= EXTRACTED MATERIAL =
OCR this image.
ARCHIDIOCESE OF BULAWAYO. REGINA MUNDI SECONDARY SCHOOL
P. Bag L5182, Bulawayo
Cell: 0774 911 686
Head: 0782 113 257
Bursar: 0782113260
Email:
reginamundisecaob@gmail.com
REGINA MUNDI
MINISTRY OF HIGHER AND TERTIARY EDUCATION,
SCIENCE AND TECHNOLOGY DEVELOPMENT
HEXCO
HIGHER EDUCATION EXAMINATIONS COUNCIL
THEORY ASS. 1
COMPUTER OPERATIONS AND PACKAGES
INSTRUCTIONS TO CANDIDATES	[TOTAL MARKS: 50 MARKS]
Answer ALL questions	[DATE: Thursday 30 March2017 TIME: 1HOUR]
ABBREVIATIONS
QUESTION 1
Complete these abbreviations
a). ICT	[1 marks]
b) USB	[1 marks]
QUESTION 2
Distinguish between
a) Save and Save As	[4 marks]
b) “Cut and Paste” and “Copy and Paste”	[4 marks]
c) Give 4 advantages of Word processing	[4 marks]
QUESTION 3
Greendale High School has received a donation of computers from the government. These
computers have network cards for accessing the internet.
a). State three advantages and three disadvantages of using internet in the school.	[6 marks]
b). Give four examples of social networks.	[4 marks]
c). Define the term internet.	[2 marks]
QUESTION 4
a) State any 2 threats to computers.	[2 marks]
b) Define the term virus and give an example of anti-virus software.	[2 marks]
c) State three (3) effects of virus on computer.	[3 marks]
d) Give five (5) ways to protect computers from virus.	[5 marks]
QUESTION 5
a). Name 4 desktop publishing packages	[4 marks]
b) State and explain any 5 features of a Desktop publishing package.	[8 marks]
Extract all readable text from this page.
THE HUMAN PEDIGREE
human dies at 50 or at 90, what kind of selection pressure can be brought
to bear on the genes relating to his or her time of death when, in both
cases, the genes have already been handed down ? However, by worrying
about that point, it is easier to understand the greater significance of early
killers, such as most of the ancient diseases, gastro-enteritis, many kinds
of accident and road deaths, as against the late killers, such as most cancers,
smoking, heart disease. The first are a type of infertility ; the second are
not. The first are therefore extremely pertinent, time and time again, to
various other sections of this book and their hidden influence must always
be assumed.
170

= INSTRUCTIONS TO FOLLOW =
The data given before this task must be transcribed exactly and in full.

= SOLUTION TO THIS PROBLEM =
OCR this image.
ARCHIDIOCESE OF BULAWAYO. REGINA MUNDI SECONDARY SCHOOL
P. Bag L5182, Bulawayo
Cell: 0774 911 686
Head: 0782 113 257
Bursar: 0782113260
Email:
reginamundisecaob@gmail.com
REGINA MUNDI
MINISTRY OF HIGHER AND TERTIARY EDUCATION,
SCIENCE AND TECHNOLOGY DEVELOPMENT
HEXCO
HIGHER EDUCATION EXAMINATIONS COUNCIL
THEORY ASS. 1
COMPUTER OPERATIONS AND PACKAGES
INSTRUCTIONS TO CANDIDATES	[TOTAL MARKS: 50 MARKS]
Answer ALL questions	[DATE: Thursday 30 March2017 TIME: 1HOUR]
ABBREVIATIONS
QUESTION 1
Complete these abbreviations
a). ICT	[1 marks]
b) USB	[1 marks]
QUESTION 2
Distinguish between
a) Save and Save As	[4 marks]
b) “Cut and Paste” and “Copy and Paste”	[4 marks]
c) Give 4 advantages of Word processing	[4 marks]
QUESTION 3
Greendale High School has received a donation of computers from the government. These
computers have network cards for accessing the internet.
a). State three advantages and three disadvantages of using internet in the school.	[6 marks]
b). Give four examples of social networks.	[4 marks]
c). Define the term internet.	[2 marks]
QUESTION 4
a) State any 2 threats to computers.	[2 marks]
b) Define the term virus and give an example of anti-virus software.	[2 marks]
c) State three (3) effects of virus on computer.	[3 marks]
d) Give five (5) ways to protect computers from virus.	[5 marks]
QUESTION 5
a). Name 4 desktop publishing packages	[4 marks]
b) State and explain any 5 features of a Desktop publishing package.	[8 marks]
Extract all readable text from this page.
THE HUMAN PEDIGREE
human dies at 50 or at 90, what kind of selection pressure can be brought
to bear on the genes relating to his or her time of death when, in both
cases, the genes have already been handed down ? However, by worrying
about that point, it is easier to understand the greater significance of early
killers, such as most of the ancient diseases, gastro-enteritis, many kinds
of accident and road deaths, as against the late killers, such as most cancers,
smoking, heart disease. The first are a type of infertility ; the second are
not. The first are therefore extremely pertinent, time and time again, to
various other sections of this book and their hidden influence must always
be assumed.
170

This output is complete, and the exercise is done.